------ Given data

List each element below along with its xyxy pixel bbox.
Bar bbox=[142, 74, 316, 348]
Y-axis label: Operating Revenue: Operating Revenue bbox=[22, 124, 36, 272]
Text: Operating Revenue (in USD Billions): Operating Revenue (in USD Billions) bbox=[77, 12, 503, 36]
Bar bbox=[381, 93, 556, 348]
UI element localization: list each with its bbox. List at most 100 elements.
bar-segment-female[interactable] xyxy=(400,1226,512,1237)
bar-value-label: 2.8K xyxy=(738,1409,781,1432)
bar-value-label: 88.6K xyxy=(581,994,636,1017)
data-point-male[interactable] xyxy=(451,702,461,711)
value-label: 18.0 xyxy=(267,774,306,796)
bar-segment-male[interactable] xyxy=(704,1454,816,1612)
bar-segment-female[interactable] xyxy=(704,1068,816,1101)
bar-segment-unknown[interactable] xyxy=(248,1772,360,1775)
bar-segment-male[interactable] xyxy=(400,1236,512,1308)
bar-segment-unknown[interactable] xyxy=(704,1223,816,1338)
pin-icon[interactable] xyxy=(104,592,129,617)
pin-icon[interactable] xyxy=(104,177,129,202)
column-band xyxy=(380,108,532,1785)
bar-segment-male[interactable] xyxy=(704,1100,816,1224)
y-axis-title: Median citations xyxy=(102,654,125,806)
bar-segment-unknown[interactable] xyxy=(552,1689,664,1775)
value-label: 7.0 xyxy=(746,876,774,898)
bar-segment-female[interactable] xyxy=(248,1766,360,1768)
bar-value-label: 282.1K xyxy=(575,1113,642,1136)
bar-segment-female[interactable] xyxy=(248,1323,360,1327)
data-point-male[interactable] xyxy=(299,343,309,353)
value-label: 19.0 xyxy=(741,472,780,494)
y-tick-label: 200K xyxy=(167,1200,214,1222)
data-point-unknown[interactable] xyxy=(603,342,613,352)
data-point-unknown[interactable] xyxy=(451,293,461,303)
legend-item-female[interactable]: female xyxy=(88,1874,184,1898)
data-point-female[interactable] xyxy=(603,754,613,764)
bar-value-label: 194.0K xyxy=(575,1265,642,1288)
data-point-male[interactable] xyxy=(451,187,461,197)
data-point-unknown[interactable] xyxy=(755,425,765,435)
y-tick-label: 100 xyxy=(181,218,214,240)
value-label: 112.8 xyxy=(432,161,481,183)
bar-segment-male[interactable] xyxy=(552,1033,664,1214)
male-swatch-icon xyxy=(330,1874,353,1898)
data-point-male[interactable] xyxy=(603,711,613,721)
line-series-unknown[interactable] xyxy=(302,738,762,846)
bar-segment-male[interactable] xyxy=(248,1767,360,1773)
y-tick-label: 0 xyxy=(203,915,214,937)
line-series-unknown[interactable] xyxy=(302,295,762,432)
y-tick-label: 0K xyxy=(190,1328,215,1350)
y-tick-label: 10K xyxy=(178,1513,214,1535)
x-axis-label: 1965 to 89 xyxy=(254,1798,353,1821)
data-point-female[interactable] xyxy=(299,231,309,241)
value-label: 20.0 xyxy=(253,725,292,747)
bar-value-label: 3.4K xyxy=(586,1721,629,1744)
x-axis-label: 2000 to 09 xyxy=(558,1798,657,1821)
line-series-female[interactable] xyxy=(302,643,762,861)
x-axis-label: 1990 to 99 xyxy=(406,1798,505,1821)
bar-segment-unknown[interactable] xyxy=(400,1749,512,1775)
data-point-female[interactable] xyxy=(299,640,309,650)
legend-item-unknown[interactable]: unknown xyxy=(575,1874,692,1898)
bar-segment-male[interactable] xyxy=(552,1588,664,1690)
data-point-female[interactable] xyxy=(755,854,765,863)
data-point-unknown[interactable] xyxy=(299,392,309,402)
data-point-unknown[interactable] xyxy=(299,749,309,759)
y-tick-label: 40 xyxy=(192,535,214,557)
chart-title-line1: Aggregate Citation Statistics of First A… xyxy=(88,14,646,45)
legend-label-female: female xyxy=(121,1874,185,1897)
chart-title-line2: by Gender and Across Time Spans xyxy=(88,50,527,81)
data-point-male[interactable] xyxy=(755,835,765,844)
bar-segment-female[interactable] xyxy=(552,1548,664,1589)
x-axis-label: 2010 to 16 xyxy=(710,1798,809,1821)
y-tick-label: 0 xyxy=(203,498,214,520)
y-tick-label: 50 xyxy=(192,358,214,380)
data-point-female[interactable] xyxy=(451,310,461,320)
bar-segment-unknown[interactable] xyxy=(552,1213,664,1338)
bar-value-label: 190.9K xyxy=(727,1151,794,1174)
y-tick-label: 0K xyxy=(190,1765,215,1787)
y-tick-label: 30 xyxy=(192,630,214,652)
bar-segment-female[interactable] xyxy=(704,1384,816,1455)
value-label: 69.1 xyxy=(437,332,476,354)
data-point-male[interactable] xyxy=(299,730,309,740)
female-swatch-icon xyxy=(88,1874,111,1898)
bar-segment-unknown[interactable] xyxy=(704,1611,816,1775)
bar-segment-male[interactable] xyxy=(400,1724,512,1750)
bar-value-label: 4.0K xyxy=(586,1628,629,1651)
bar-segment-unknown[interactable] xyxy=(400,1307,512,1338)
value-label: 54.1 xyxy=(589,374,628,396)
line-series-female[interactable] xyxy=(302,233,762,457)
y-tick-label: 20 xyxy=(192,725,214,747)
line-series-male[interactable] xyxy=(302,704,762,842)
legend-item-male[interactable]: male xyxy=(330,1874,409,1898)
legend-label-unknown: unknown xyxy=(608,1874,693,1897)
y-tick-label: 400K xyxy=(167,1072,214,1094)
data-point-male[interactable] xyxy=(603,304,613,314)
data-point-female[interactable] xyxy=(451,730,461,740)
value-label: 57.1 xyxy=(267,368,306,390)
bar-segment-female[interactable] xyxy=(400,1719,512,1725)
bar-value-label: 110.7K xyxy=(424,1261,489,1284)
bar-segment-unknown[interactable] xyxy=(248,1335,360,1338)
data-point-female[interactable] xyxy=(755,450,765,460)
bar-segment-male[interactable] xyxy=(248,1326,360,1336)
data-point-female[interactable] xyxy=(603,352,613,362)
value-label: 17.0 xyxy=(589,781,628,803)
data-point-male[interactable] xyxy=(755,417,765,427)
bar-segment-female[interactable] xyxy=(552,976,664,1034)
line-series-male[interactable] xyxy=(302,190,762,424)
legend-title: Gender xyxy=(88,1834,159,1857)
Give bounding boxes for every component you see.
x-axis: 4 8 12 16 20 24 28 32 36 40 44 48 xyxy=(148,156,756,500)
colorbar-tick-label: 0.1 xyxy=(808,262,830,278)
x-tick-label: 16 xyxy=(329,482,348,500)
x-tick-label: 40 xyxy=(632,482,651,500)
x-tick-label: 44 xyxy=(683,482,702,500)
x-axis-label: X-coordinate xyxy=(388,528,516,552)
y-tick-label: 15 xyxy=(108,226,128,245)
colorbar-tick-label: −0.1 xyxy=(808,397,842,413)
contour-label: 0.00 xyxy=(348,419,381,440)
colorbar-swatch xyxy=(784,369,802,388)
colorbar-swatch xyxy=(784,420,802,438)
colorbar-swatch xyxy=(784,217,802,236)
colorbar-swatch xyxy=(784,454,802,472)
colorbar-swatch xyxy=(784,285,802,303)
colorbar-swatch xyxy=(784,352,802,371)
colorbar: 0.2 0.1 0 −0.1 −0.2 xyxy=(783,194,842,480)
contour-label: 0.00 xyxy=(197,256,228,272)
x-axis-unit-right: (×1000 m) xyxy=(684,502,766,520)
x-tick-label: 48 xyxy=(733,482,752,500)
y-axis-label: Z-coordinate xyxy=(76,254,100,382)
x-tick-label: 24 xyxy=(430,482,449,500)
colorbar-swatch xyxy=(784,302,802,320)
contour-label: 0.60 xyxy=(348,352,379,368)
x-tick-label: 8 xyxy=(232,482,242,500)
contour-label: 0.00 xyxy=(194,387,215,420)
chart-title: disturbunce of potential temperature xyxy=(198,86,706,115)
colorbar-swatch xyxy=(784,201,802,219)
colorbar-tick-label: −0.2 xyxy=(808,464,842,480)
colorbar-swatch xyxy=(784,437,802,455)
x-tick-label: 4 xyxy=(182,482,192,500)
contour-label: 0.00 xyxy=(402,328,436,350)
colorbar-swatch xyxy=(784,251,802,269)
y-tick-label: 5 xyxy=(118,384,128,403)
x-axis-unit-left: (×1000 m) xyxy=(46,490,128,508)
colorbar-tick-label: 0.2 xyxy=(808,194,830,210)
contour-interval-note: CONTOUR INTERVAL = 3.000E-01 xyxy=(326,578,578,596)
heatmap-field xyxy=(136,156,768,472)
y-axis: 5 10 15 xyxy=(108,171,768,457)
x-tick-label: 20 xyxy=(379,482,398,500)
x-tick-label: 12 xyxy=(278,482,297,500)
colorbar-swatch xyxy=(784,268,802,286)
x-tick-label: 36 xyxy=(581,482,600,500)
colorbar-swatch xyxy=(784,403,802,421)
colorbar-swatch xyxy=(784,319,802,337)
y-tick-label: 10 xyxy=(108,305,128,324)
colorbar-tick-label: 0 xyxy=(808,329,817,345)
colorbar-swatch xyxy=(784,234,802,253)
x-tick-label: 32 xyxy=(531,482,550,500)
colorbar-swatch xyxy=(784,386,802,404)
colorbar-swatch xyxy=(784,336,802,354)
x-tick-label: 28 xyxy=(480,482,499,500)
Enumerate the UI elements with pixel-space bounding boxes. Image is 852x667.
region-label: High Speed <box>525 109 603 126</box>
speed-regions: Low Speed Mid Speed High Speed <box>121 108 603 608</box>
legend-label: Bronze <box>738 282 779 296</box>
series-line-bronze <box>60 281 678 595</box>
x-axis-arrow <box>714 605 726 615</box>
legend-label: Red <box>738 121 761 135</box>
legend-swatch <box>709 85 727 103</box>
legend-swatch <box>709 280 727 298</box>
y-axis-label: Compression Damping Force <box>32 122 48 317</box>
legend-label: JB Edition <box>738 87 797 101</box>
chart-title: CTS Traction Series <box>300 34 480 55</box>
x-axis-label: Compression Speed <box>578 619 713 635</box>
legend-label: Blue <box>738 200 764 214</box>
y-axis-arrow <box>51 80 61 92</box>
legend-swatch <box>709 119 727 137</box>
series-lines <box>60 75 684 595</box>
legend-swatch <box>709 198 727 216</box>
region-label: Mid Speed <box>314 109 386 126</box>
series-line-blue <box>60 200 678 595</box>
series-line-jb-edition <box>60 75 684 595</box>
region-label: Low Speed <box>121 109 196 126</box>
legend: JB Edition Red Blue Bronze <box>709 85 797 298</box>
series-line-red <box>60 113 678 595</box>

------------

* _Directions_: Set out the rows from the start of the records through the one containing "bar-value-label: 88.6K xyxy=(581,994,636,1017)" as a Markdown table with the columns Number and Entry, omitting any blank lines.

* _Output of the task_:
| Number | Entry |
|---|---|
| 1 | List each element below along with its xyxy pixel bbox. |
| 2 | Bar bbox=[142, 74, 316, 348] |
| 3 | Y-axis label: Operating Revenue: Operating Revenue bbox=[22, 124, 36, 272] |
| 4 | Text: Operating Revenue (in USD Billions): Operating Revenue (in USD Billions) bbox=[77, 12, 503, 36] |
| 5 | Bar bbox=[381, 93, 556, 348] |
| 6 | UI element localization: list each with its bbox. List at most 100 elements. |
| 7 | bar-segment-female[interactable] xyxy=(400,1226,512,1237) |
| 8 | bar-value-label: 2.8K xyxy=(738,1409,781,1432) |
| 9 | bar-value-label: 88.6K xyxy=(581,994,636,1017) |